--- Start of Supplied entries ---

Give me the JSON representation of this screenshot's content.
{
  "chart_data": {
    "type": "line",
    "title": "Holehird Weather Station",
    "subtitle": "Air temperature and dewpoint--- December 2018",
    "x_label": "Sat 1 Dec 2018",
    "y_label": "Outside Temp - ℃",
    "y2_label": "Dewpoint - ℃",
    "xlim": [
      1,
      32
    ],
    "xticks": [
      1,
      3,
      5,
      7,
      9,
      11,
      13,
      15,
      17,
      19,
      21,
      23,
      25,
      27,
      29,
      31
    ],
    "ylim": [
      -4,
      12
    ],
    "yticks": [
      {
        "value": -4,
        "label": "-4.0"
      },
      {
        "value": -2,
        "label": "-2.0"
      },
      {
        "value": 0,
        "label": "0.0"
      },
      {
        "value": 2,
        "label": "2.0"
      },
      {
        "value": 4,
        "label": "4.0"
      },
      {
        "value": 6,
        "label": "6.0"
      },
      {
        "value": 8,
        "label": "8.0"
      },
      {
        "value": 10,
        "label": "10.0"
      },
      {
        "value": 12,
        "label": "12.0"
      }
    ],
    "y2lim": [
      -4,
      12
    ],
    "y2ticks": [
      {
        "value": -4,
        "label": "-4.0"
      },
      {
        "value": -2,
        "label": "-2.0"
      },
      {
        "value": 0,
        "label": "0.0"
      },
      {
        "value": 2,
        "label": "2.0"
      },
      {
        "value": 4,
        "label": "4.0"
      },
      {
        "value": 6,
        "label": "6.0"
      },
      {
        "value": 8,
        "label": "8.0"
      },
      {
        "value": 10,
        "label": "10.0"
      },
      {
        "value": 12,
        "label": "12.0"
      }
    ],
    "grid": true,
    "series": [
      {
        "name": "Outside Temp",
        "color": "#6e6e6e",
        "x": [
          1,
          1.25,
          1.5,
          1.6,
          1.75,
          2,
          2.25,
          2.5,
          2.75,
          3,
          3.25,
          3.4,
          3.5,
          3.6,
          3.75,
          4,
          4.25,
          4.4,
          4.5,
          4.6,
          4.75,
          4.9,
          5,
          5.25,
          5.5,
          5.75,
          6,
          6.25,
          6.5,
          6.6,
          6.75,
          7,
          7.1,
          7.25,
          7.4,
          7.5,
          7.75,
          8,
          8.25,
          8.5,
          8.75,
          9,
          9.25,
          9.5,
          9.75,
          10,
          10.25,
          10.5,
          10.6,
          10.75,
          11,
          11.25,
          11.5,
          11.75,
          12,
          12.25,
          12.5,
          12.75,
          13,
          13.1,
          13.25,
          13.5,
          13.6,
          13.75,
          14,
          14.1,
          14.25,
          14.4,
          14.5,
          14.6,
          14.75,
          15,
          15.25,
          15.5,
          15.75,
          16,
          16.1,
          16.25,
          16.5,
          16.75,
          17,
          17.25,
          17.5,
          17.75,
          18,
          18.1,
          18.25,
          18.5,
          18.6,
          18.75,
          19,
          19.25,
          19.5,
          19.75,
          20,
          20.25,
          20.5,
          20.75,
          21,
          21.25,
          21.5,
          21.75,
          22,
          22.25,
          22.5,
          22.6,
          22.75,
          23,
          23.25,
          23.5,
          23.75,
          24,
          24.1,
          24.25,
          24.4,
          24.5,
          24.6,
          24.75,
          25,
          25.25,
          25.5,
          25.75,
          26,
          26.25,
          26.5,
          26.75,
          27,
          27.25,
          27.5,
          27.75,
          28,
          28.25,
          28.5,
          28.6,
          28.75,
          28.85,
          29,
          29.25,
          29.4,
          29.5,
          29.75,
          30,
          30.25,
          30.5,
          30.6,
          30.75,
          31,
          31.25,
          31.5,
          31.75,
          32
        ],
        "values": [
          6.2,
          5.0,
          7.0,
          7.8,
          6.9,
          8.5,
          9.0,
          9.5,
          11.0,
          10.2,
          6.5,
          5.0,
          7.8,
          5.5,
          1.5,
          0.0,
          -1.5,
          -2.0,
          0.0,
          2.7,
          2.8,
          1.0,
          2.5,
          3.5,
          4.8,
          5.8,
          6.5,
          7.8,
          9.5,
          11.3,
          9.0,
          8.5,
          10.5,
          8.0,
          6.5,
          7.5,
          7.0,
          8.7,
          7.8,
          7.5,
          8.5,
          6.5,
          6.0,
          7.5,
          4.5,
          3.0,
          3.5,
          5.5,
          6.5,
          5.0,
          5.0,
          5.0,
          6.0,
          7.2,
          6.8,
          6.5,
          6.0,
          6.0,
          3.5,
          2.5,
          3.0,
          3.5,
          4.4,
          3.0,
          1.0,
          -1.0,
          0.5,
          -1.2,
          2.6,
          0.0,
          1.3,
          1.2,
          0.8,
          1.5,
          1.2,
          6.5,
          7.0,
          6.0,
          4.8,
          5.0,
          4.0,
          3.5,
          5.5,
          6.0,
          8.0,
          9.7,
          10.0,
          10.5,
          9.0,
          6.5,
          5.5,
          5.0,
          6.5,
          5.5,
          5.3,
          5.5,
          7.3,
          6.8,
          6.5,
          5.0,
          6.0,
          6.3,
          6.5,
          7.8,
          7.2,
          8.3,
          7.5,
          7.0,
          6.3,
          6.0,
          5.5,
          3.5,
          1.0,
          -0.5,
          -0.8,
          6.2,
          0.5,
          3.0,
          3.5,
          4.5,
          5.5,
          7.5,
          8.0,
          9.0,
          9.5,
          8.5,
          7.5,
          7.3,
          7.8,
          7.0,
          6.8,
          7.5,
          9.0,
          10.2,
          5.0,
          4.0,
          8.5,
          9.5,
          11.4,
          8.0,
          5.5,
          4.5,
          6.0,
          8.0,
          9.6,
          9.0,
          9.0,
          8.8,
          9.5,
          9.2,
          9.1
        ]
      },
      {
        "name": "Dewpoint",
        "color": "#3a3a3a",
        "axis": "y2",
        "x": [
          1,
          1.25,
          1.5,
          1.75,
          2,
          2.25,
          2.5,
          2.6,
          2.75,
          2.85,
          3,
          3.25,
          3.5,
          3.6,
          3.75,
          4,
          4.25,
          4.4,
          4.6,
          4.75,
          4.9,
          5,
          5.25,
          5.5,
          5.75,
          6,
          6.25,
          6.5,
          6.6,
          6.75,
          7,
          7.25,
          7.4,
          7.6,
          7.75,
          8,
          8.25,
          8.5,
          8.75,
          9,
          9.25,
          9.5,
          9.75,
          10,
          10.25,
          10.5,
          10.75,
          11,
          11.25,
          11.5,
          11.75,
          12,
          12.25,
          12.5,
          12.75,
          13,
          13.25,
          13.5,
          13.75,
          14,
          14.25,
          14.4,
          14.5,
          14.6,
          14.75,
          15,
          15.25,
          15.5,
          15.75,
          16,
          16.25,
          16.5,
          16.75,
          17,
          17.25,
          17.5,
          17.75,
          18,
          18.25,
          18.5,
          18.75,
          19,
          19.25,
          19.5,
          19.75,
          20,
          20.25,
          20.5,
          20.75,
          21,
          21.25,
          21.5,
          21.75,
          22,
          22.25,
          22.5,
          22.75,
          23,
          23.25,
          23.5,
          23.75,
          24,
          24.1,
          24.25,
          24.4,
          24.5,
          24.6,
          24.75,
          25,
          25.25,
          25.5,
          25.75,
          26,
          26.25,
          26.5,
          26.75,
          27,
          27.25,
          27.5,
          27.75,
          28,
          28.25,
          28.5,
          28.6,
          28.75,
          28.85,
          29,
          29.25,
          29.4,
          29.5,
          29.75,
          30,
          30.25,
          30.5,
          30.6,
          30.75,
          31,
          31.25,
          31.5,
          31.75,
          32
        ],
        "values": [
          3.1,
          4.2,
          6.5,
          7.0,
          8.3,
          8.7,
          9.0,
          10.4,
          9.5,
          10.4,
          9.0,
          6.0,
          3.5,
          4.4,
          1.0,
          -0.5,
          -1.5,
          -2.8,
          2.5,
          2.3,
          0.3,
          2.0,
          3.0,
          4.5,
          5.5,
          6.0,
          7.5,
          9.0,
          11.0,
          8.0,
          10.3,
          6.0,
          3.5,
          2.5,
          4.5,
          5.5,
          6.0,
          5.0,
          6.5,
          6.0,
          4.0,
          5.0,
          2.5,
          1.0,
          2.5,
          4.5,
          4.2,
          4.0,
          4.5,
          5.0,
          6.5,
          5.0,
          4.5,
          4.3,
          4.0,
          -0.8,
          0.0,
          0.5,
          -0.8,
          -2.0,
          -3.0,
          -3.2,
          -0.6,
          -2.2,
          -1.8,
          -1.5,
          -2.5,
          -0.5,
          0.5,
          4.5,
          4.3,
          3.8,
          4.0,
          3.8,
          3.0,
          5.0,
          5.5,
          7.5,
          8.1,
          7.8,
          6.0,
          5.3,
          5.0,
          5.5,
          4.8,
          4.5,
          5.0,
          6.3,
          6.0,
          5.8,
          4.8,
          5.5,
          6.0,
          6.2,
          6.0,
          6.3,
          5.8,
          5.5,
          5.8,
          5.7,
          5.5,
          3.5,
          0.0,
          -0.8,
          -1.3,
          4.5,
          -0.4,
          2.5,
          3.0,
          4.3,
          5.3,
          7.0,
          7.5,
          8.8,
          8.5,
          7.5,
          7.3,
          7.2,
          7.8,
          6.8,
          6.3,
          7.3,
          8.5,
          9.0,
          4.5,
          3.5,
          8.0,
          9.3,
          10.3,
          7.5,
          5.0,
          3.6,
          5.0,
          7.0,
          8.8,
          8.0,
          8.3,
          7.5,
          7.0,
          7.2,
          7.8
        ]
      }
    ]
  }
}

--- End of Supplied entries ---

__Work to do__
From the entries above, pull out each line that includes "Outside".

__Task result__
    "y_label": "Outside Temp - ℃",
        "name": "Outside Temp",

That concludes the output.